(Records excerpted from a collection)

--- BEGIN ---

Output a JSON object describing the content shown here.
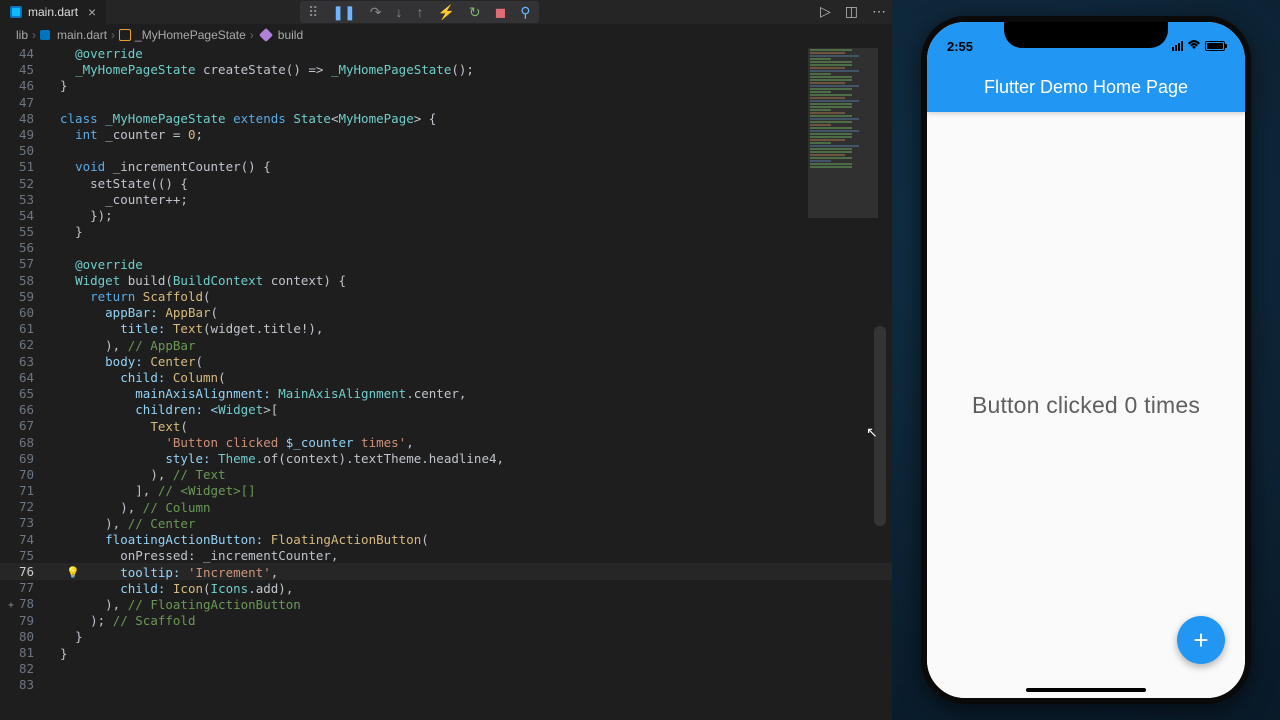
{
  "tab": {
    "filename": "main.dart"
  },
  "breadcrumb": {
    "folder": "lib",
    "file": "main.dart",
    "class": "_MyHomePageState",
    "method": "build"
  },
  "gutter": {
    "start": 44,
    "end": 83,
    "highlighted": 76
  },
  "code": {
    "l44": "",
    "override": "@override",
    "l46_a": "_MyHomePageState",
    "l46_b": " createState() => ",
    "l46_c": "_MyHomePageState",
    "l46_d": "();",
    "l47": "}",
    "l49_a": "class ",
    "l49_b": "_MyHomePageState ",
    "l49_c": "extends ",
    "l49_d": "State",
    "l49_e": "<",
    "l49_f": "MyHomePage",
    "l49_g": "> {",
    "l50_a": "int",
    "l50_b": " _counter = ",
    "l50_c": "0",
    "l50_d": ";",
    "l52_a": "void",
    "l52_b": " _incrementCounter() {",
    "l53": "setState(() {",
    "l54": "_counter++;",
    "l55": "});",
    "l56": "}",
    "l59_a": "Widget",
    "l59_b": " build(",
    "l59_c": "BuildContext",
    "l59_d": " context) {",
    "l60_a": "return ",
    "l60_b": "Scaffold",
    "l60_c": "(",
    "l61_a": "appBar: ",
    "l61_b": "AppBar",
    "l61_c": "(",
    "l62_a": "title: ",
    "l62_b": "Text",
    "l62_c": "(widget.title!),",
    "l63_a": "), ",
    "l63_b": "// AppBar",
    "l64_a": "body: ",
    "l64_b": "Center",
    "l64_c": "(",
    "l65_a": "child: ",
    "l65_b": "Column",
    "l65_c": "(",
    "l66_a": "mainAxisAlignment: ",
    "l66_b": "MainAxisAlignment",
    "l66_c": ".center,",
    "l67_a": "children: <",
    "l67_b": "Widget",
    "l67_c": ">[",
    "l68_a": "Text",
    "l68_b": "(",
    "l69_a": "'Button clicked ",
    "l69_b": "$_counter",
    "l69_c": " times'",
    "l69_d": ",",
    "l70_a": "style: ",
    "l70_b": "Theme",
    "l70_c": ".of(context).textTheme.headline4,",
    "l71_a": "), ",
    "l71_b": "// Text",
    "l72_a": "], ",
    "l72_b": "// <Widget>[]",
    "l73_a": "), ",
    "l73_b": "// Column",
    "l74_a": "), ",
    "l74_b": "// Center",
    "l75_a": "floatingActionButton: ",
    "l75_b": "FloatingActionButton",
    "l75_c": "(",
    "l76_a": "onPressed: _incrementCounter,",
    "l77_a": "tooltip: ",
    "l77_b": "'Increment'",
    "l77_c": ",",
    "l78_a": "child: ",
    "l78_b": "Icon",
    "l78_c": "(",
    "l78_d": "Icons",
    "l78_e": ".add),",
    "l79_a": "),",
    "l79_b": " // FloatingActionButton",
    "l80_a": "); ",
    "l80_b": "// Scaffold",
    "l81": "}",
    "l82": "}"
  },
  "simulator": {
    "time": "2:55",
    "appbar_title": "Flutter Demo Home Page",
    "body_text": "Button clicked 0 times"
  }
}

--- END ---

◆ Given task
Restate each of the entries above word for word and skip every image.

◆ Solution to the problem
Output a JSON object describing the content shown here.
{
  "tab": {
    "filename": "main.dart"
  },
  "breadcrumb": {
    "folder": "lib",
    "file": "main.dart",
    "class": "_MyHomePageState",
    "method": "build"
  },
  "gutter": {
    "start": 44,
    "end": 83,
    "highlighted": 76
  },
  "code": {
    "l44": "",
    "override": "@override",
    "l46_a": "_MyHomePageState",
    "l46_b": " createState() => ",
    "l46_c": "_MyHomePageState",
    "l46_d": "();",
    "l47": "}",
    "l49_a": "class ",
    "l49_b": "_MyHomePageState ",
    "l49_c": "extends ",
    "l49_d": "State",
    "l49_e": "<",
    "l49_f": "MyHomePage",
    "l49_g": "> {",
    "l50_a": "int",
    "l50_b": " _counter = ",
    "l50_c": "0",
    "l50_d": ";",
    "l52_a": "void",
    "l52_b": " _incrementCounter() {",
    "l53": "setState(() {",
    "l54": "_counter++;",
    "l55": "});",
    "l56": "}",
    "l59_a": "Widget",
    "l59_b": " build(",
    "l59_c": "BuildContext",
    "l59_d": " context) {",
    "l60_a": "return ",
    "l60_b": "Scaffold",
    "l60_c": "(",
    "l61_a": "appBar: ",
    "l61_b": "AppBar",
    "l61_c": "(",
    "l62_a": "title: ",
    "l62_b": "Text",
    "l62_c": "(widget.title!),",
    "l63_a": "), ",
    "l63_b": "// AppBar",
    "l64_a": "body: ",
    "l64_b": "Center",
    "l64_c": "(",
    "l65_a": "child: ",
    "l65_b": "Column",
    "l65_c": "(",
    "l66_a": "mainAxisAlignment: ",
    "l66_b": "MainAxisAlignment",
    "l66_c": ".center,",
    "l67_a": "children: <",
    "l67_b": "Widget",
    "l67_c": ">[",
    "l68_a": "Text",
    "l68_b": "(",
    "l69_a": "'Button clicked ",
    "l69_b": "$_counter",
    "l69_c": " times'",
    "l69_d": ",",
    "l70_a": "style: ",
    "l70_b": "Theme",
    "l70_c": ".of(context).textTheme.headline4,",
    "l71_a": "), ",
    "l71_b": "// Text",
    "l72_a": "], ",
    "l72_b": "// <Widget>[]",
    "l73_a": "), ",
    "l73_b": "// Column",
    "l74_a": "), ",
    "l74_b": "// Center",
    "l75_a": "floatingActionButton: ",
    "l75_b": "FloatingActionButton",
    "l75_c": "(",
    "l76_a": "onPressed: _incrementCounter,",
    "l77_a": "tooltip: ",
    "l77_b": "'Increment'",
    "l77_c": ",",
    "l78_a": "child: ",
    "l78_b": "Icon",
    "l78_c": "(",
    "l78_d": "Icons",
    "l78_e": ".add),",
    "l79_a": "),",
    "l79_b": " // FloatingActionButton",
    "l80_a": "); ",
    "l80_b": "// Scaffold",
    "l81": "}",
    "l82": "}"
  },
  "simulator": {
    "time": "2:55",
    "appbar_title": "Flutter Demo Home Page",
    "body_text": "Button clicked 0 times"
  }
}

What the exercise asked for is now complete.